> **Requirement**: Can you format every line of the data below as a Markdown table, skipping blank lines, with a "Row" column for the row number and an "Entry" column for the line itself?

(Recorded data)
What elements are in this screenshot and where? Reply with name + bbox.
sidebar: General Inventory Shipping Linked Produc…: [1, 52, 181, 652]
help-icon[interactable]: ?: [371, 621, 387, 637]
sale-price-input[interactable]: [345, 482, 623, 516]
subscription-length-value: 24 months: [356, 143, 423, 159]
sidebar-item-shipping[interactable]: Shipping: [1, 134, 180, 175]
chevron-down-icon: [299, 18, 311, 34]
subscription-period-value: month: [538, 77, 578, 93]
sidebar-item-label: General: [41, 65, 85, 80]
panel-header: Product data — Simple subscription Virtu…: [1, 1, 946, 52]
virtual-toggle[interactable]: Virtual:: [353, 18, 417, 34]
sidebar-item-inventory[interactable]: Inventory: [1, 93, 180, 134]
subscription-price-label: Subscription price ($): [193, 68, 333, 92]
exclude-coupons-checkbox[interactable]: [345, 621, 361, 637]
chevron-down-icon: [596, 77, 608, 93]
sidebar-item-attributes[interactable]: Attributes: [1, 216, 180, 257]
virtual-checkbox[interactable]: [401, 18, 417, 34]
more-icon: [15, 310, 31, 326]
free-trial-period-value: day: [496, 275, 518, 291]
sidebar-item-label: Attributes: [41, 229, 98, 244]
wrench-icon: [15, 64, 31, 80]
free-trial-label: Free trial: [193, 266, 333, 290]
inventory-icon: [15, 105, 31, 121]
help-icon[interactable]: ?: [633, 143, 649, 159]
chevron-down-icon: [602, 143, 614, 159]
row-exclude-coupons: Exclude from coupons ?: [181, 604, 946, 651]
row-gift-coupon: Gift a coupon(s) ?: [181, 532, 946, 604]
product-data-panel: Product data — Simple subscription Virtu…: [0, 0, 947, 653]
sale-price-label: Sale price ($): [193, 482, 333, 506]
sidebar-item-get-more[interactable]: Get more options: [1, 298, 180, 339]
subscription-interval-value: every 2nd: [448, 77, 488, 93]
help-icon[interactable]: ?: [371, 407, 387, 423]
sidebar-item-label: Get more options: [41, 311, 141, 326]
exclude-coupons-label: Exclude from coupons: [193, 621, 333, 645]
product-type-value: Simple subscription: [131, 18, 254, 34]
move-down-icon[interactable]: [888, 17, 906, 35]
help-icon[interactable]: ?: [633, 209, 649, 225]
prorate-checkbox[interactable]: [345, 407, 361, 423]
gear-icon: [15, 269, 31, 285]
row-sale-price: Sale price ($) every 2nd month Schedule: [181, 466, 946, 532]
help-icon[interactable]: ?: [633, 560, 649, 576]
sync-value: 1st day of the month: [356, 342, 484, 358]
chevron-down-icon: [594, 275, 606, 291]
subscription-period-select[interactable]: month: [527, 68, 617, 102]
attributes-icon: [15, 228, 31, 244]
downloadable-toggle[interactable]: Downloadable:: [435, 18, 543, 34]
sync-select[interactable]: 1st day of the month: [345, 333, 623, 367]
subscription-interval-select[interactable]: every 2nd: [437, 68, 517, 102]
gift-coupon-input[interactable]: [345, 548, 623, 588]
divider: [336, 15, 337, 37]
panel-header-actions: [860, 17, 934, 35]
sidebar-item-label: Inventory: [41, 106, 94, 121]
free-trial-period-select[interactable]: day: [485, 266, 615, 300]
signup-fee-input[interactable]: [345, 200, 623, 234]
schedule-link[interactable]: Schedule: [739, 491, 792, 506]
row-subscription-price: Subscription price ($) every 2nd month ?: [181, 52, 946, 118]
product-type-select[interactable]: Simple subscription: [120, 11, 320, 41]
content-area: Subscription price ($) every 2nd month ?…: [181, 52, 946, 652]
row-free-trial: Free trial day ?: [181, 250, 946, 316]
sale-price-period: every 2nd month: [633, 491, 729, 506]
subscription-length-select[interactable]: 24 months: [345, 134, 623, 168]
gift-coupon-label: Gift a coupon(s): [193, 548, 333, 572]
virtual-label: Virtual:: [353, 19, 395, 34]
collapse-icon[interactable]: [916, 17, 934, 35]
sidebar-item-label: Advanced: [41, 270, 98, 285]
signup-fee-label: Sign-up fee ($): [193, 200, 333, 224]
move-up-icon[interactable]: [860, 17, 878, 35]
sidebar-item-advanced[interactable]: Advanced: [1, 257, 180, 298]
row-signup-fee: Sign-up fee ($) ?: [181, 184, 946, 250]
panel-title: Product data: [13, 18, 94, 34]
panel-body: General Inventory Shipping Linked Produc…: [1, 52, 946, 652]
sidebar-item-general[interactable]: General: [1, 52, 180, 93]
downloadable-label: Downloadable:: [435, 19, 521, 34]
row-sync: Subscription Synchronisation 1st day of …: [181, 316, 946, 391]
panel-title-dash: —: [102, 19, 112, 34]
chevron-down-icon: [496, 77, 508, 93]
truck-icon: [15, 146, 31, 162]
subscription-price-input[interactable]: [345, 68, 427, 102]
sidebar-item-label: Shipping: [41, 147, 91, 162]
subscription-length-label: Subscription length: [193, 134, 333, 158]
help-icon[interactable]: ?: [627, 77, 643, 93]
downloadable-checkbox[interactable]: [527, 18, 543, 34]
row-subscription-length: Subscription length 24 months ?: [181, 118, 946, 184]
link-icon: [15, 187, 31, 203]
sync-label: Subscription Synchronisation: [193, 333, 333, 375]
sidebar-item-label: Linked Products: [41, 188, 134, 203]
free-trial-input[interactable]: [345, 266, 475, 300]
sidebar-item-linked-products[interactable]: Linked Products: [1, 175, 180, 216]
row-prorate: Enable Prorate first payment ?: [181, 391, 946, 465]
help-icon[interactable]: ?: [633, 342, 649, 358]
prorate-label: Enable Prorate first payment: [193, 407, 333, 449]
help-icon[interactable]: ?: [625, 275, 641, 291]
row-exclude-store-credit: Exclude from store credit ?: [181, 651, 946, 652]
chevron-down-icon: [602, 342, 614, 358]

> **Output for this task**:
| Row | Entry |
|---|---|
| 1 | What elements are in this screenshot and where? Reply with name + bbox. |
| 2 | sidebar: General Inventory Shipping Linked Produc…: [1, 52, 181, 652] |
| 3 | help-icon[interactable]: ?: [371, 621, 387, 637] |
| 4 | sale-price-input[interactable]: [345, 482, 623, 516] |
| 5 | subscription-length-value: 24 months: [356, 143, 423, 159] |
| 6 | sidebar-item-shipping[interactable]: Shipping: [1, 134, 180, 175] |
| 7 | chevron-down-icon: [299, 18, 311, 34] |
| 8 | subscription-period-value: month: [538, 77, 578, 93] |
| 9 | sidebar-item-label: General: [41, 65, 85, 80] |
| 10 | panel-header: Product data — Simple subscription Virtu…: [1, 1, 946, 52] |
| 11 | virtual-toggle[interactable]: Virtual:: [353, 18, 417, 34] |
| 12 | sidebar-item-inventory[interactable]: Inventory: [1, 93, 180, 134] |
| 13 | subscription-price-label: Subscription price ($): [193, 68, 333, 92] |
| 14 | exclude-coupons-checkbox[interactable]: [345, 621, 361, 637] |
| 15 | chevron-down-icon: [596, 77, 608, 93] |
| 16 | sidebar-item-attributes[interactable]: Attributes: [1, 216, 180, 257] |
| 17 | virtual-checkbox[interactable]: [401, 18, 417, 34] |
| 18 | more-icon: [15, 310, 31, 326] |
| 19 | free-trial-period-value: day: [496, 275, 518, 291] |
| 20 | sidebar-item-label: Attributes: [41, 229, 98, 244] |
| 21 | wrench-icon: [15, 64, 31, 80] |
| 22 | free-trial-label: Free trial: [193, 266, 333, 290] |
| 23 | inventory-icon: [15, 105, 31, 121] |
| 24 | help-icon[interactable]: ?: [633, 143, 649, 159] |
| 25 | chevron-down-icon: [602, 143, 614, 159] |
| 26 | row-exclude-coupons: Exclude from coupons ?: [181, 604, 946, 651] |
| 27 | row-gift-coupon: Gift a coupon(s) ?: [181, 532, 946, 604] |
| 28 | product-data-panel: Product data — Simple subscription Virtu…: [0, 0, 947, 653] |
| 29 | sale-price-label: Sale price ($): [193, 482, 333, 506] |
| 30 | sidebar-item-get-more[interactable]: Get more options: [1, 298, 180, 339] |
| 31 | subscription-interval-value: every 2nd: [448, 77, 488, 93] |
| 32 | help-icon[interactable]: ?: [371, 407, 387, 423] |
| 33 | sidebar-item-label: Get more options: [41, 311, 141, 326] |
| 34 | exclude-coupons-label: Exclude from coupons: [193, 621, 333, 645] |
| 35 | product-type-value: Simple subscription: [131, 18, 254, 34] |
| 36 | move-down-icon[interactable]: [888, 17, 906, 35] |
| 37 | help-icon[interactable]: ?: [633, 209, 649, 225] |
| 38 | prorate-checkbox[interactable]: [345, 407, 361, 423] |
| 39 | gear-icon: [15, 269, 31, 285] |
| 40 | row-sale-price: Sale price ($) every 2nd month Schedule: [181, 466, 946, 532] |
| 41 | help-icon[interactable]: ?: [633, 560, 649, 576] |
| 42 | sync-value: 1st day of the month: [356, 342, 484, 358] |
| 43 | chevron-down-icon: [594, 275, 606, 291] |
| 44 | subscription-period-select[interactable]: month: [527, 68, 617, 102] |
| 45 | attributes-icon: [15, 228, 31, 244] |
| 46 | downloadable-toggle[interactable]: Downloadable:: [435, 18, 543, 34] |
| 47 | sync-select[interactable]: 1st day of the month: [345, 333, 623, 367] |
| 48 | subscription-interval-select[interactable]: every 2nd: [437, 68, 517, 102] |
| 49 | gift-coupon-input[interactable]: [345, 548, 623, 588] |
| 50 | divider: [336, 15, 337, 37] |
| 51 | panel-header-actions: [860, 17, 934, 35] |
| 52 | sidebar-item-label: Inventory: [41, 106, 94, 121] |
| 53 | free-trial-period-select[interactable]: day: [485, 266, 615, 300] |
| 54 | signup-fee-input[interactable]: [345, 200, 623, 234] |
| 55 | schedule-link[interactable]: Schedule: [739, 491, 792, 506] |
| 56 | row-subscription-price: Subscription price ($) every 2nd month ?: [181, 52, 946, 118] |
| 57 | product-type-select[interactable]: Simple subscription: [120, 11, 320, 41] |
| 58 | content-area: Subscription price ($) every 2nd month ?…: [181, 52, 946, 652] |
| 59 | row-free-trial: Free trial day ?: [181, 250, 946, 316] |
| 60 | sale-price-period: every 2nd month: [633, 491, 729, 506] |
| 61 | subscription-length-select[interactable]: 24 months: [345, 134, 623, 168] |
| 62 | gift-coupon-label: Gift a coupon(s): [193, 548, 333, 572] |
| 63 | virtual-label: Virtual:: [353, 19, 395, 34] |
| 64 | collapse-icon[interactable]: [916, 17, 934, 35] |
| 65 | sidebar-item-label: Advanced: [41, 270, 98, 285] |
| 66 | signup-fee-label: Sign-up fee ($): [193, 200, 333, 224] |
| 67 | move-up-icon[interactable]: [860, 17, 878, 35] |
| 68 | sidebar-item-advanced[interactable]: Advanced: [1, 257, 180, 298] |
| 69 | row-signup-fee: Sign-up fee ($) ?: [181, 184, 946, 250] |
| 70 | panel-title: Product data: [13, 18, 94, 34] |
| 71 | panel-body: General Inventory Shipping Linked Produc…: [1, 52, 946, 652] |
| 72 | sidebar-item-general[interactable]: General: [1, 52, 180, 93] |
| 73 | downloadable-label: Downloadable:: [435, 19, 521, 34] |
| 74 | row-sync: Subscription Synchronisation 1st day of …: [181, 316, 946, 391] |
| 75 | panel-title-dash: —: [102, 19, 112, 34] |
| 76 | chevron-down-icon: [496, 77, 508, 93] |
| 77 | truck-icon: [15, 146, 31, 162] |
| 78 | subscription-price-input[interactable]: [345, 68, 427, 102] |
| 79 | sidebar-item-label: Shipping: [41, 147, 91, 162] |
| 80 | subscription-length-label: Subscription length: [193, 134, 333, 158] |
| 81 | help-icon[interactable]: ?: [627, 77, 643, 93] |
| 82 | downloadable-checkbox[interactable]: [527, 18, 543, 34] |
| 83 | row-subscription-length: Subscription length 24 months ?: [181, 118, 946, 184] |
| 84 | link-icon: [15, 187, 31, 203] |
| 85 | sync-label: Subscription Synchronisation: [193, 333, 333, 375] |
| 86 | sidebar-item-label: Linked Products: [41, 188, 134, 203] |
| 87 | free-trial-input[interactable]: [345, 266, 475, 300] |
| 88 | sidebar-item-linked-products[interactable]: Linked Products: [1, 175, 180, 216] |
| 89 | row-prorate: Enable Prorate first payment ?: [181, 391, 946, 465] |
| 90 | help-icon[interactable]: ?: [633, 342, 649, 358] |
| 91 | prorate-label: Enable Prorate first payment: [193, 407, 333, 449] |
| 92 | help-icon[interactable]: ?: [625, 275, 641, 291] |
| 93 | row-exclude-store-credit: Exclude from store credit ?: [181, 651, 946, 652] |
| 94 | chevron-down-icon: [602, 342, 614, 358] |